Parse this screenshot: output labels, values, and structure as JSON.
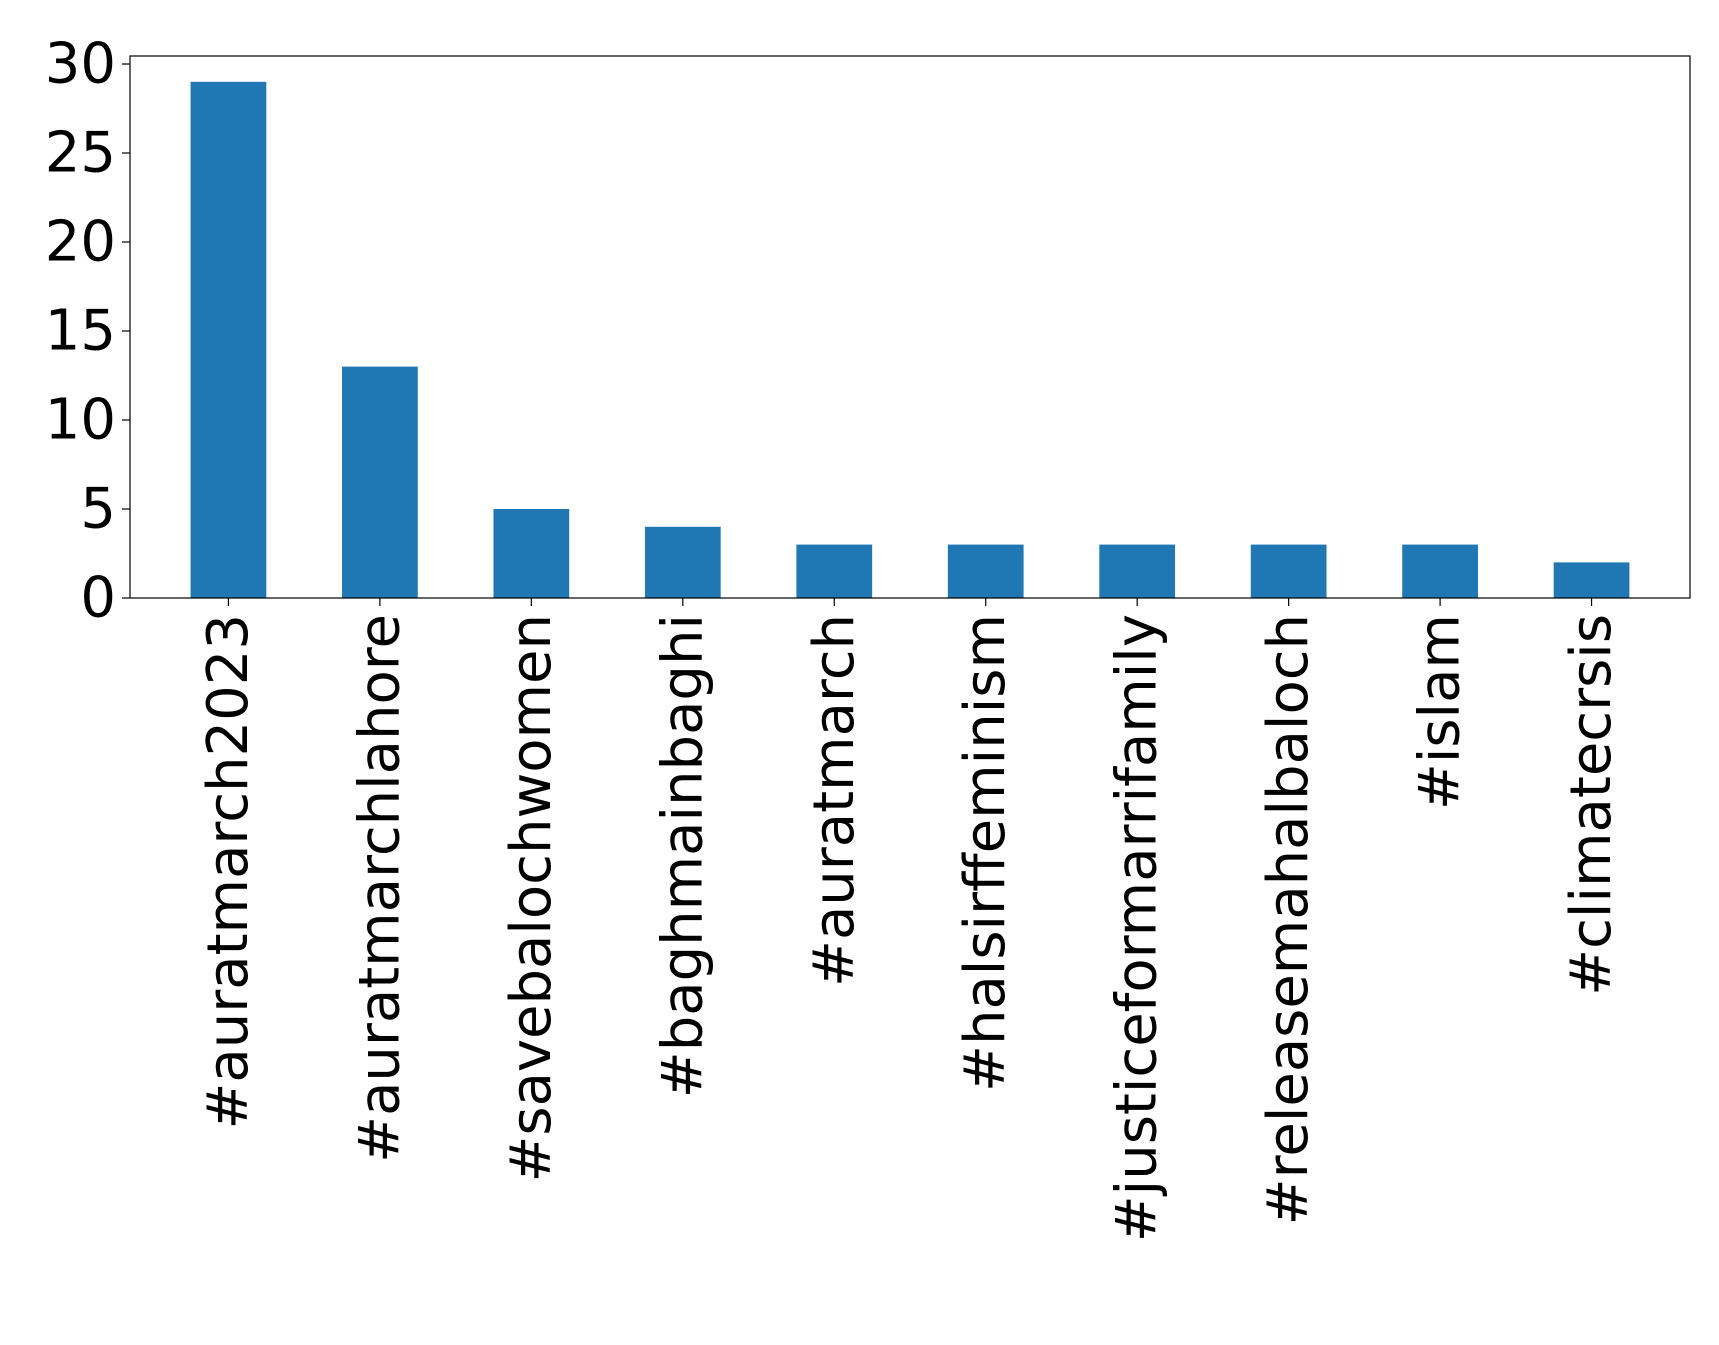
{
  "chart_data": {
    "type": "bar",
    "categories": [
      "#auratmarch2023",
      "#auratmarchlahore",
      "#savebalochwomen",
      "#baghmainbaghi",
      "#auratmarch",
      "#halsirffeminism",
      "#justiceformarrifamily",
      "#releasemahalbaloch",
      "#islam",
      "#climatecrsis"
    ],
    "values": [
      29,
      13,
      5,
      4,
      3,
      3,
      3,
      3,
      3,
      2
    ],
    "title": "",
    "xlabel": "",
    "ylabel": "",
    "ylim": [
      0,
      30.45
    ],
    "yticks": [
      0,
      5,
      10,
      15,
      20,
      25,
      30
    ],
    "grid": false,
    "legend": "none",
    "bar_color": "#1f77b4"
  }
}
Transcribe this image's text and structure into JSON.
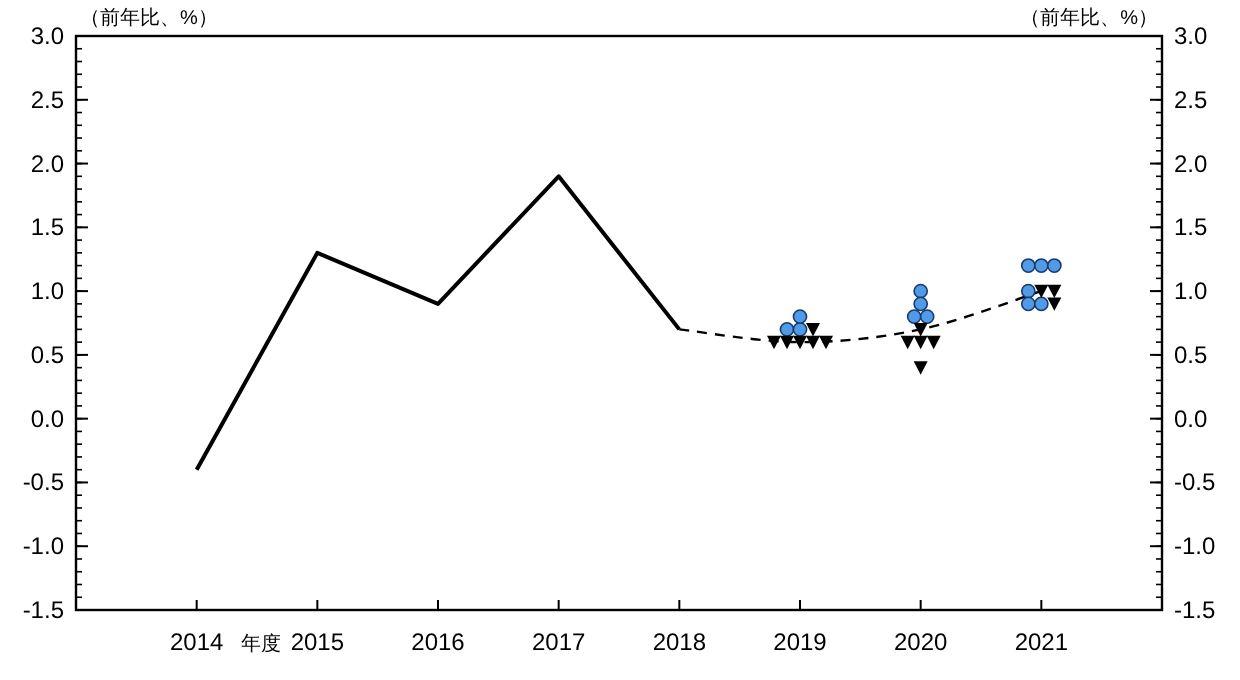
{
  "chart_data": {
    "type": "line",
    "ylabel": "（前年比、%）",
    "y2label": "（前年比、%）",
    "categories": [
      "2014",
      "2015",
      "2016",
      "2017",
      "2018",
      "2019",
      "2020",
      "2021"
    ],
    "annotations": [
      "年度"
    ],
    "ylim": [
      -1.5,
      3.0
    ],
    "yticks": [
      {
        "value": -1.5,
        "label": "-1.5"
      },
      {
        "value": -1.0,
        "label": "-1.0"
      },
      {
        "value": -0.5,
        "label": "-0.5"
      },
      {
        "value": 0,
        "label": "0.0"
      },
      {
        "value": 0.5,
        "label": "0.5"
      },
      {
        "value": 1.0,
        "label": "1.0"
      },
      {
        "value": 1.5,
        "label": "1.5"
      },
      {
        "value": 2.0,
        "label": "2.0"
      },
      {
        "value": 2.5,
        "label": "2.5"
      },
      {
        "value": 3.0,
        "label": "3.0"
      }
    ],
    "y2lim": [
      -1.5,
      3.0
    ],
    "y2ticks": [
      {
        "value": -1.5,
        "label": "-1.5"
      },
      {
        "value": -1.0,
        "label": "-1.0"
      },
      {
        "value": -0.5,
        "label": "-0.5"
      },
      {
        "value": 0,
        "label": "0.0"
      },
      {
        "value": 0.5,
        "label": "0.5"
      },
      {
        "value": 1.0,
        "label": "1.0"
      },
      {
        "value": 1.5,
        "label": "1.5"
      },
      {
        "value": 2.0,
        "label": "2.0"
      },
      {
        "value": 2.5,
        "label": "2.5"
      },
      {
        "value": 3.0,
        "label": "3.0"
      }
    ],
    "grid": false,
    "series": [
      {
        "color": "#000000",
        "line_style": "solid",
        "marker": "none",
        "values": [
          -0.4,
          1.3,
          0.9,
          1.9,
          0.7,
          null,
          null,
          null
        ]
      },
      {
        "color": "#000000",
        "line_style": "dashed",
        "marker": "none",
        "values": [
          null,
          null,
          null,
          null,
          0.7,
          0.6,
          0.7,
          1.0
        ]
      },
      {
        "type": "scatter",
        "color": "#4f9be8",
        "marker": "circle",
        "values": [
          null,
          null,
          null,
          null,
          null,
          0.7,
          1.0,
          1.2
        ]
      },
      {
        "type": "scatter",
        "color": "#4f9be8",
        "marker": "circle",
        "values": [
          null,
          null,
          null,
          null,
          null,
          0.7,
          0.9,
          1.2
        ]
      },
      {
        "type": "scatter",
        "color": "#4f9be8",
        "marker": "circle",
        "values": [
          null,
          null,
          null,
          null,
          null,
          0.8,
          0.8,
          1.2
        ]
      },
      {
        "type": "scatter",
        "color": "#4f9be8",
        "marker": "circle",
        "values": [
          null,
          null,
          null,
          null,
          null,
          null,
          0.8,
          1.0
        ]
      },
      {
        "type": "scatter",
        "color": "#4f9be8",
        "marker": "circle",
        "values": [
          null,
          null,
          null,
          null,
          null,
          null,
          null,
          0.9
        ]
      },
      {
        "type": "scatter",
        "color": "#4f9be8",
        "marker": "circle",
        "values": [
          null,
          null,
          null,
          null,
          null,
          null,
          null,
          0.9
        ]
      },
      {
        "type": "scatter",
        "color": "#000000",
        "marker": "triangle",
        "values": [
          null,
          null,
          null,
          null,
          null,
          0.6,
          0.7,
          1.0
        ]
      },
      {
        "type": "scatter",
        "color": "#000000",
        "marker": "triangle",
        "values": [
          null,
          null,
          null,
          null,
          null,
          0.6,
          0.6,
          1.0
        ]
      },
      {
        "type": "scatter",
        "color": "#000000",
        "marker": "triangle",
        "values": [
          null,
          null,
          null,
          null,
          null,
          0.6,
          0.6,
          0.9
        ]
      },
      {
        "type": "scatter",
        "color": "#000000",
        "marker": "triangle",
        "values": [
          null,
          null,
          null,
          null,
          null,
          0.6,
          0.6,
          null
        ]
      },
      {
        "type": "scatter",
        "color": "#000000",
        "marker": "triangle",
        "values": [
          null,
          null,
          null,
          null,
          null,
          0.6,
          0.4,
          null
        ]
      },
      {
        "type": "scatter",
        "color": "#000000",
        "marker": "triangle",
        "values": [
          null,
          null,
          null,
          null,
          null,
          0.7,
          null,
          null
        ]
      }
    ]
  }
}
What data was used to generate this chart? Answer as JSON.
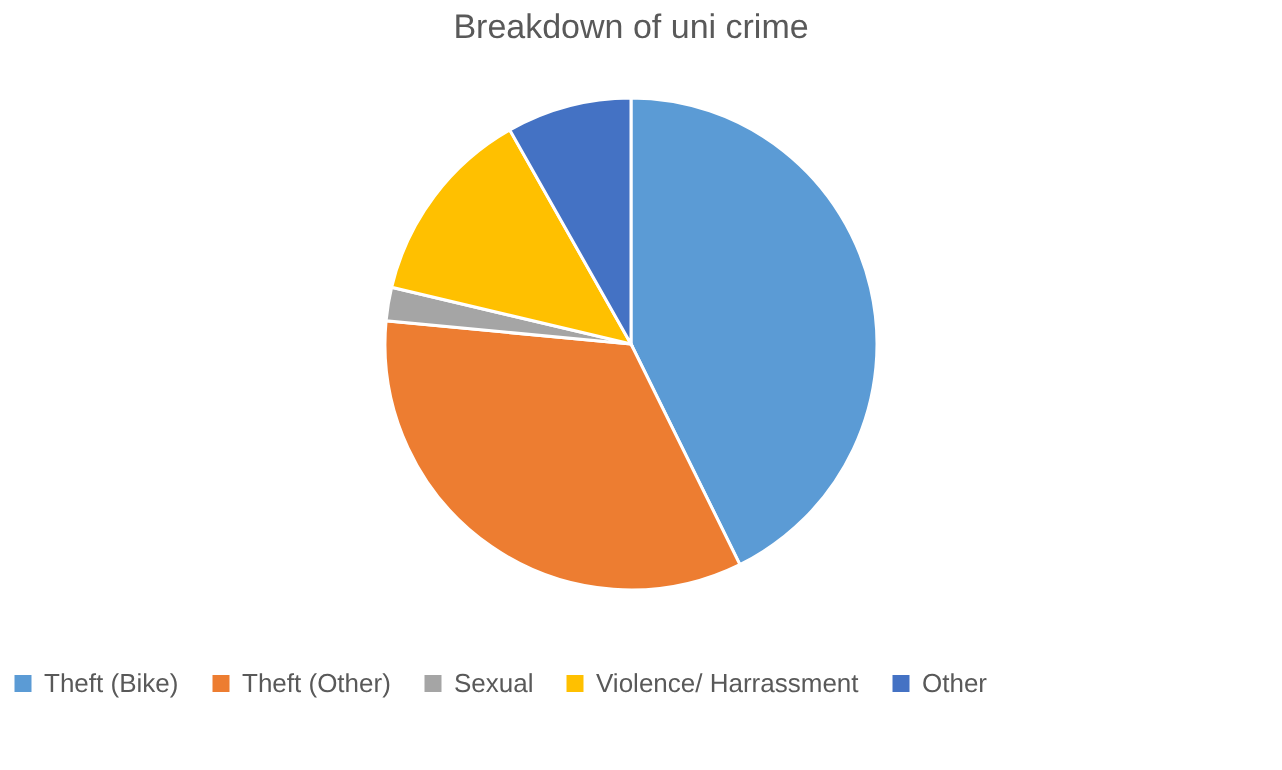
{
  "chart_data": {
    "type": "pie",
    "title": "Breakdown of uni crime",
    "categories": [
      "Theft (Bike)",
      "Theft (Other)",
      "Sexual",
      "Violence/ Harrassment",
      "Other"
    ],
    "values": [
      42.7,
      33.8,
      2.2,
      13.1,
      8.2
    ],
    "colors": [
      "#5b9bd5",
      "#ed7d31",
      "#a5a5a5",
      "#ffc000",
      "#4472c4"
    ],
    "legend": "bottom"
  }
}
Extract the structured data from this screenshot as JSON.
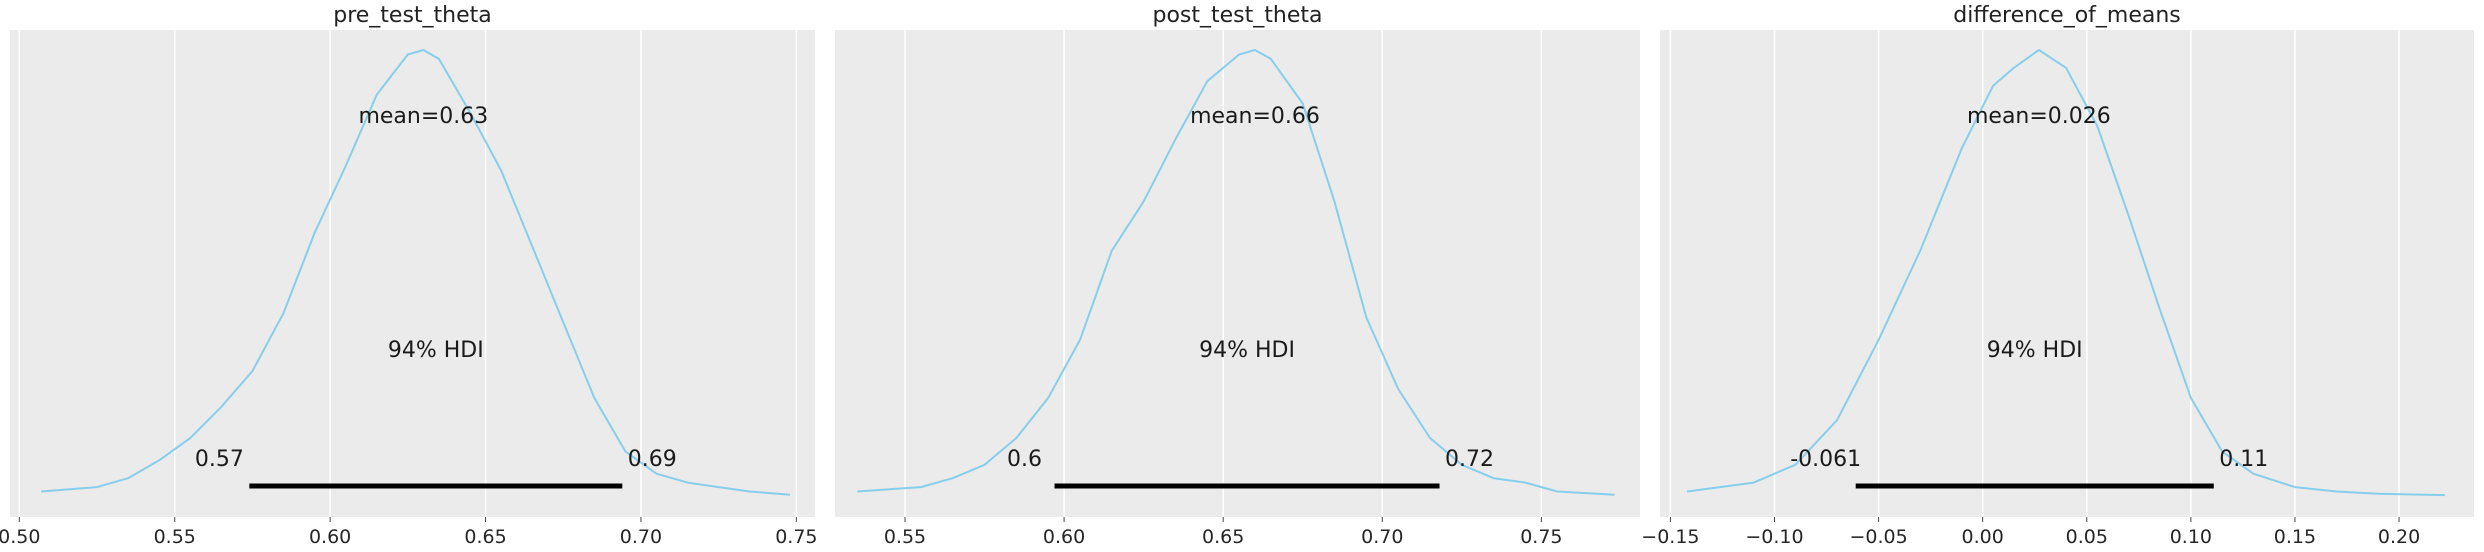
{
  "colors": {
    "panel_bg": "#ebebeb",
    "grid": "#ffffff",
    "kde": "#87ceeb",
    "hdi": "#000000",
    "text": "#262626"
  },
  "chart_data": [
    {
      "type": "line",
      "title": "pre_test_theta",
      "xlim": [
        0.497,
        0.756
      ],
      "ticks": [
        0.5,
        0.55,
        0.6,
        0.65,
        0.7,
        0.75
      ],
      "tick_labels": [
        "0.50",
        "0.55",
        "0.60",
        "0.65",
        "0.70",
        "0.75"
      ],
      "grid": true,
      "mean_label": "mean=0.63",
      "hdi_label": "94% HDI",
      "hdi": [
        0.574,
        0.694
      ],
      "hdi_labels": [
        "0.57",
        "0.69"
      ],
      "density_x": [
        0.507,
        0.525,
        0.535,
        0.545,
        0.555,
        0.565,
        0.575,
        0.585,
        0.595,
        0.605,
        0.615,
        0.625,
        0.63,
        0.635,
        0.645,
        0.655,
        0.665,
        0.675,
        0.685,
        0.695,
        0.705,
        0.715,
        0.725,
        0.735,
        0.748
      ],
      "density_y": [
        0.01,
        0.02,
        0.04,
        0.08,
        0.13,
        0.2,
        0.28,
        0.41,
        0.59,
        0.74,
        0.9,
        0.99,
        1.0,
        0.98,
        0.86,
        0.73,
        0.56,
        0.39,
        0.22,
        0.1,
        0.05,
        0.03,
        0.02,
        0.01,
        0.003
      ]
    },
    {
      "type": "line",
      "title": "post_test_theta",
      "xlim": [
        0.528,
        0.781
      ],
      "ticks": [
        0.55,
        0.6,
        0.65,
        0.7,
        0.75
      ],
      "tick_labels": [
        "0.55",
        "0.60",
        "0.65",
        "0.70",
        "0.75"
      ],
      "grid": true,
      "mean_label": "mean=0.66",
      "hdi_label": "94% HDI",
      "hdi": [
        0.597,
        0.718
      ],
      "hdi_labels": [
        "0.6",
        "0.72"
      ],
      "density_x": [
        0.535,
        0.555,
        0.565,
        0.575,
        0.585,
        0.595,
        0.605,
        0.615,
        0.625,
        0.635,
        0.645,
        0.655,
        0.66,
        0.665,
        0.675,
        0.685,
        0.695,
        0.705,
        0.715,
        0.725,
        0.735,
        0.745,
        0.755,
        0.773
      ],
      "density_y": [
        0.01,
        0.02,
        0.04,
        0.07,
        0.13,
        0.22,
        0.35,
        0.55,
        0.66,
        0.8,
        0.93,
        0.99,
        1.0,
        0.98,
        0.88,
        0.66,
        0.4,
        0.24,
        0.13,
        0.07,
        0.04,
        0.03,
        0.01,
        0.003
      ]
    },
    {
      "type": "line",
      "title": "difference_of_means",
      "xlim": [
        -0.155,
        0.236
      ],
      "ticks": [
        -0.15,
        -0.1,
        -0.05,
        0.0,
        0.05,
        0.1,
        0.15,
        0.2
      ],
      "tick_labels": [
        "−0.15",
        "−0.10",
        "−0.05",
        "0.00",
        "0.05",
        "0.10",
        "0.15",
        "0.20"
      ],
      "grid": true,
      "mean_label": "mean=0.026",
      "hdi_label": "94% HDI",
      "hdi": [
        -0.061,
        0.111
      ],
      "hdi_labels": [
        "-0.061",
        "0.11"
      ],
      "density_x": [
        -0.142,
        -0.11,
        -0.09,
        -0.07,
        -0.05,
        -0.03,
        -0.01,
        0.005,
        0.015,
        0.027,
        0.04,
        0.055,
        0.07,
        0.085,
        0.1,
        0.115,
        0.13,
        0.15,
        0.17,
        0.19,
        0.222
      ],
      "density_y": [
        0.01,
        0.03,
        0.07,
        0.17,
        0.35,
        0.55,
        0.78,
        0.92,
        0.96,
        1.0,
        0.96,
        0.83,
        0.63,
        0.42,
        0.22,
        0.1,
        0.05,
        0.02,
        0.01,
        0.005,
        0.002
      ]
    }
  ]
}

---*---

**Exercise aim:** Give the number of lines in the data that contain "JSON", with no other words.

**Solution to this task:** 4